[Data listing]
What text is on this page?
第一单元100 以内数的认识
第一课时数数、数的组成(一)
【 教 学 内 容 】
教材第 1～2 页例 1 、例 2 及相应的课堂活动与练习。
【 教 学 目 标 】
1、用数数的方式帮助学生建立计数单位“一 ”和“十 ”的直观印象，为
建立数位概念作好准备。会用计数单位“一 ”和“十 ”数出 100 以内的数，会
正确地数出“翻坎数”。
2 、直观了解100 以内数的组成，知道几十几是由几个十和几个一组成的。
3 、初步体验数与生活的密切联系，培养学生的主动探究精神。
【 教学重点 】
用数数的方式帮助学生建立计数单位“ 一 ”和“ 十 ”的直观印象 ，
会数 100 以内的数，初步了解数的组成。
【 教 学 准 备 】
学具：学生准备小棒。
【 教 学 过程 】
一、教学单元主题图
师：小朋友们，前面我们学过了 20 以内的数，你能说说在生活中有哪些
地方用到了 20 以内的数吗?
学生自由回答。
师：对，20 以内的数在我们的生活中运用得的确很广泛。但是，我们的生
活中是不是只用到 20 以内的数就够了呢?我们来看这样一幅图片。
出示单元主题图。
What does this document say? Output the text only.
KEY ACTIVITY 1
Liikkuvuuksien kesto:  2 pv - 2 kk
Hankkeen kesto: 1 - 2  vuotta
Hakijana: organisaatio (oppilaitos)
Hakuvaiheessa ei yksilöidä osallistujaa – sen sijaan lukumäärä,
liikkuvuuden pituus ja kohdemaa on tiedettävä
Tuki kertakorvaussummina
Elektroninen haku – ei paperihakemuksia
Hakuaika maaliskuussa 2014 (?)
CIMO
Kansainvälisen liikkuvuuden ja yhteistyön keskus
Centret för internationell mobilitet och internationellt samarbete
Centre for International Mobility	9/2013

--

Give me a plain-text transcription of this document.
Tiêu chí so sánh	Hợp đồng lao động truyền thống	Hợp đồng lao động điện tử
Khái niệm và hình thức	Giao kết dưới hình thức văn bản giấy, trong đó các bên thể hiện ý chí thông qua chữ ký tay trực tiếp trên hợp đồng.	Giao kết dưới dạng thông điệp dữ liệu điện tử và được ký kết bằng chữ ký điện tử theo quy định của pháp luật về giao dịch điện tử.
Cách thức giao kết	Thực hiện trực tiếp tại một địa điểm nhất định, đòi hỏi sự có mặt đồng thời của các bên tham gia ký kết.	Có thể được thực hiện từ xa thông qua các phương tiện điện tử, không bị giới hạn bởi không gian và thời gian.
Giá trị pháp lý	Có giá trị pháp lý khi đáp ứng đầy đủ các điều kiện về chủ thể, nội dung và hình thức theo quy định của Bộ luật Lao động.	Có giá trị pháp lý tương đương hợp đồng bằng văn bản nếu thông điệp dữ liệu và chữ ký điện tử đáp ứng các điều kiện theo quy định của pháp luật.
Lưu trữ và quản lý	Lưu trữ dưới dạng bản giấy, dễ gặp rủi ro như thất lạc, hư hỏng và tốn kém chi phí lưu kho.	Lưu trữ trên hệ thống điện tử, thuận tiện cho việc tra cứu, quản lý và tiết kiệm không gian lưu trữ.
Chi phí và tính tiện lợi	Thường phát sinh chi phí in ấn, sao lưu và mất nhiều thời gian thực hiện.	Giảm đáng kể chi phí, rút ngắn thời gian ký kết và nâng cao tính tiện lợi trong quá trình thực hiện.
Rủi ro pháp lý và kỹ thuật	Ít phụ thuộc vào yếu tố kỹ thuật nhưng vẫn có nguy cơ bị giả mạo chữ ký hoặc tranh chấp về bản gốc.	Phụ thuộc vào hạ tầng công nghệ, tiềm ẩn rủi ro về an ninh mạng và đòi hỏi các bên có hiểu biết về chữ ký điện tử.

### WHAT IS EXPECTED
In the listing above, find each line with the word "liikkuvuuden" and copy it.

### OUTPUT OF THE TASK
liikkuvuuden pituus ja kohdemaa on tiedettävä
Kansainvälisen liikkuvuuden ja yhteistyön keskus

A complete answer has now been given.